▶ [INSTRUCTION]: Reproduce the data that follows in its entirety, character for character.

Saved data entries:

"""

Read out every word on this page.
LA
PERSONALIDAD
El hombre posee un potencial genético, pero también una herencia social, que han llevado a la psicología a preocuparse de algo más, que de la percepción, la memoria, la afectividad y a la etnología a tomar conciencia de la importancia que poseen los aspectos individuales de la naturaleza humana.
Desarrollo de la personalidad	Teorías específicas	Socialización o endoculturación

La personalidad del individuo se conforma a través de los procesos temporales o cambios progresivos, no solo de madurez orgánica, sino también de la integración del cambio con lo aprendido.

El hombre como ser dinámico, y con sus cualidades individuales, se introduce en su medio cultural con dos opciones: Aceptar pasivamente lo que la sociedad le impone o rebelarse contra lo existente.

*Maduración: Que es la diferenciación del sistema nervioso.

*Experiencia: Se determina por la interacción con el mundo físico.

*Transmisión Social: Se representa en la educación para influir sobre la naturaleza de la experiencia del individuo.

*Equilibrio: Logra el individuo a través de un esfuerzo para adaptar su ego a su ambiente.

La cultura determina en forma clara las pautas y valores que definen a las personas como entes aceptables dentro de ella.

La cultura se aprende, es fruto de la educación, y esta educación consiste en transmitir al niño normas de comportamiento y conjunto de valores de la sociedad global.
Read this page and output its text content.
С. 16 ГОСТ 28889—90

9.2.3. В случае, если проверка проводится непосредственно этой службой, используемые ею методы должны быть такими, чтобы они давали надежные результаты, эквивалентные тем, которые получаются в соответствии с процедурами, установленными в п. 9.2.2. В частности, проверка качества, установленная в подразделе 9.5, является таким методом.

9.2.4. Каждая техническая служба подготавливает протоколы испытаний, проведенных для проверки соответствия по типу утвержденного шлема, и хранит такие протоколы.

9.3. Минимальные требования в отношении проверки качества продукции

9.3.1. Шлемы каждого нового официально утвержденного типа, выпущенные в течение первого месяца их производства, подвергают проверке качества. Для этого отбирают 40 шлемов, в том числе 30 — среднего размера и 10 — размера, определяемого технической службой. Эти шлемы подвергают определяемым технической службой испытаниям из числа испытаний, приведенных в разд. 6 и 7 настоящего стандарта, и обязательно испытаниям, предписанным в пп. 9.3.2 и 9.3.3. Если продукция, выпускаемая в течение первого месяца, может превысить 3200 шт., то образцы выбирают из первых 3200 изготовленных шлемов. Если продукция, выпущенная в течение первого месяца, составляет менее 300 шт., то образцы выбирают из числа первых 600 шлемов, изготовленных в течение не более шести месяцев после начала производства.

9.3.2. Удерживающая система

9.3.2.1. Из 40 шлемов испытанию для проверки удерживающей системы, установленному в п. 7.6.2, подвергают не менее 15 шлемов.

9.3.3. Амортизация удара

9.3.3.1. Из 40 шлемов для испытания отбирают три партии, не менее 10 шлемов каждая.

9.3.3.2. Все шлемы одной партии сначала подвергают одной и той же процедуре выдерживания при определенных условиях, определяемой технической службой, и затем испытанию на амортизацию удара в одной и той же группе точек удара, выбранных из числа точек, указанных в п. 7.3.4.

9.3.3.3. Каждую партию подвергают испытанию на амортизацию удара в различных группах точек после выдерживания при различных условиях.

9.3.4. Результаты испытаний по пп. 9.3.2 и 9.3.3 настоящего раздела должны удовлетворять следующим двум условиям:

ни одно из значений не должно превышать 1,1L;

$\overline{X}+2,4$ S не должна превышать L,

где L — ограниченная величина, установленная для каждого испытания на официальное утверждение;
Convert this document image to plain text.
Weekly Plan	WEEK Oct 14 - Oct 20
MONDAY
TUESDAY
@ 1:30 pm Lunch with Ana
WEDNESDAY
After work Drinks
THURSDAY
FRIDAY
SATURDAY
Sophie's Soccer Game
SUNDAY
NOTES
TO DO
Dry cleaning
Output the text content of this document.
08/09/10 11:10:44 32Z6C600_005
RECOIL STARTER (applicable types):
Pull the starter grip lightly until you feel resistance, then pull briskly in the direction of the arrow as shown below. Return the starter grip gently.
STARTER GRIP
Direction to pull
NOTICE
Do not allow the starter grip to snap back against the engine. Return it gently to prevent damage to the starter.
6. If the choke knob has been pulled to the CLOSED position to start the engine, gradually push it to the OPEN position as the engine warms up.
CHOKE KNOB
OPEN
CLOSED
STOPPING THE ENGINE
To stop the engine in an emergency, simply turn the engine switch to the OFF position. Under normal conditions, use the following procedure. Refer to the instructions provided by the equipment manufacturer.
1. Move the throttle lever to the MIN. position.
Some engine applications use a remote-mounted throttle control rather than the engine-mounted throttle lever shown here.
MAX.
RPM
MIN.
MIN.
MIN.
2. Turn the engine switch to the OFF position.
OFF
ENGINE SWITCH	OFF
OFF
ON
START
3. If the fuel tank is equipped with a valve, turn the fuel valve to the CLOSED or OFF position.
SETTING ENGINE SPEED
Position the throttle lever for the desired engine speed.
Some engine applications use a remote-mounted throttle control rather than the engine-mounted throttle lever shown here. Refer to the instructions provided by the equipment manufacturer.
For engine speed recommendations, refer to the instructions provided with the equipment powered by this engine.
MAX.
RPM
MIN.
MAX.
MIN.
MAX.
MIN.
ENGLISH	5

"""

▶ [REPLY]:
Read out every word on this page.
LA
PERSONALIDAD
El hombre posee un potencial genético, pero también una herencia social, que han llevado a la psicología a preocuparse de algo más, que de la percepción, la memoria, la afectividad y a la etnología a tomar conciencia de la importancia que poseen los aspectos individuales de la naturaleza humana.
Desarrollo de la personalidad	Teorías específicas	Socialización o endoculturación

La personalidad del individuo se conforma a través de los procesos temporales o cambios progresivos, no solo de madurez orgánica, sino también de la integración del cambio con lo aprendido.

El hombre como ser dinámico, y con sus cualidades individuales, se introduce en su medio cultural con dos opciones: Aceptar pasivamente lo que la sociedad le impone o rebelarse contra lo existente.

*Maduración: Que es la diferenciación del sistema nervioso.

*Experiencia: Se determina por la interacción con el mundo físico.

*Transmisión Social: Se representa en la educación para influir sobre la naturaleza de la experiencia del individuo.

*Equilibrio: Logra el individuo a través de un esfuerzo para adaptar su ego a su ambiente.

La cultura determina en forma clara las pautas y valores que definen a las personas como entes aceptables dentro de ella.

La cultura se aprende, es fruto de la educación, y esta educación consiste en transmitir al niño normas de comportamiento y conjunto de valores de la sociedad global.
Read this page and output its text content.
С. 16 ГОСТ 28889—90

9.2.3. В случае, если проверка проводится непосредственно этой службой, используемые ею методы должны быть такими, чтобы они давали надежные результаты, эквивалентные тем, которые получаются в соответствии с процедурами, установленными в п. 9.2.2. В частности, проверка качества, установленная в подразделе 9.5, является таким методом.

9.2.4. Каждая техническая служба подготавливает протоколы испытаний, проведенных для проверки соответствия по типу утвержденного шлема, и хранит такие протоколы.

9.3. Минимальные требования в отношении проверки качества продукции

9.3.1. Шлемы каждого нового официально утвержденного типа, выпущенные в течение первого месяца их производства, подвергают проверке качества. Для этого отбирают 40 шлемов, в том числе 30 — среднего размера и 10 — размера, определяемого технической службой. Эти шлемы подвергают определяемым технической службой испытаниям из числа испытаний, приведенных в разд. 6 и 7 настоящего стандарта, и обязательно испытаниям, предписанным в пп. 9.3.2 и 9.3.3. Если продукция, выпускаемая в течение первого месяца, может превысить 3200 шт., то образцы выбирают из первых 3200 изготовленных шлемов. Если продукция, выпущенная в течение первого месяца, составляет менее 300 шт., то образцы выбирают из числа первых 600 шлемов, изготовленных в течение не более шести месяцев после начала производства.

9.3.2. Удерживающая система

9.3.2.1. Из 40 шлемов испытанию для проверки удерживающей системы, установленному в п. 7.6.2, подвергают не менее 15 шлемов.

9.3.3. Амортизация удара

9.3.3.1. Из 40 шлемов для испытания отбирают три партии, не менее 10 шлемов каждая.

9.3.3.2. Все шлемы одной партии сначала подвергают одной и той же процедуре выдерживания при определенных условиях, определяемой технической службой, и затем испытанию на амортизацию удара в одной и той же группе точек удара, выбранных из числа точек, указанных в п. 7.3.4.

9.3.3.3. Каждую партию подвергают испытанию на амортизацию удара в различных группах точек после выдерживания при различных условиях.

9.3.4. Результаты испытаний по пп. 9.3.2 и 9.3.3 настоящего раздела должны удовлетворять следующим двум условиям:

ни одно из значений не должно превышать 1,1L;

$\overline{X}+2,4$ S не должна превышать L,

где L — ограниченная величина, установленная для каждого испытания на официальное утверждение;
Convert this document image to plain text.
Weekly Plan	WEEK Oct 14 - Oct 20
MONDAY
TUESDAY
@ 1:30 pm Lunch with Ana
WEDNESDAY
After work Drinks
THURSDAY
FRIDAY
SATURDAY
Sophie's Soccer Game
SUNDAY
NOTES
TO DO
Dry cleaning
Output the text content of this document.
08/09/10 11:10:44 32Z6C600_005
RECOIL STARTER (applicable types):
Pull the starter grip lightly until you feel resistance, then pull briskly in the direction of the arrow as shown below. Return the starter grip gently.
STARTER GRIP
Direction to pull
NOTICE
Do not allow the starter grip to snap back against the engine. Return it gently to prevent damage to the starter.
6. If the choke knob has been pulled to the CLOSED position to start the engine, gradually push it to the OPEN position as the engine warms up.
CHOKE KNOB
OPEN
CLOSED
STOPPING THE ENGINE
To stop the engine in an emergency, simply turn the engine switch to the OFF position. Under normal conditions, use the following procedure. Refer to the instructions provided by the equipment manufacturer.
1. Move the throttle lever to the MIN. position.
Some engine applications use a remote-mounted throttle control rather than the engine-mounted throttle lever shown here.
MAX.
RPM
MIN.
MIN.
MIN.
2. Turn the engine switch to the OFF position.
OFF
ENGINE SWITCH	OFF
OFF
ON
START
3. If the fuel tank is equipped with a valve, turn the fuel valve to the CLOSED or OFF position.
SETTING ENGINE SPEED
Position the throttle lever for the desired engine speed.
Some engine applications use a remote-mounted throttle control rather than the engine-mounted throttle lever shown here. Refer to the instructions provided by the equipment manufacturer.
For engine speed recommendations, refer to the instructions provided with the equipment powered by this engine.
MAX.
RPM
MIN.
MAX.
MIN.
MAX.
MIN.
ENGLISH	5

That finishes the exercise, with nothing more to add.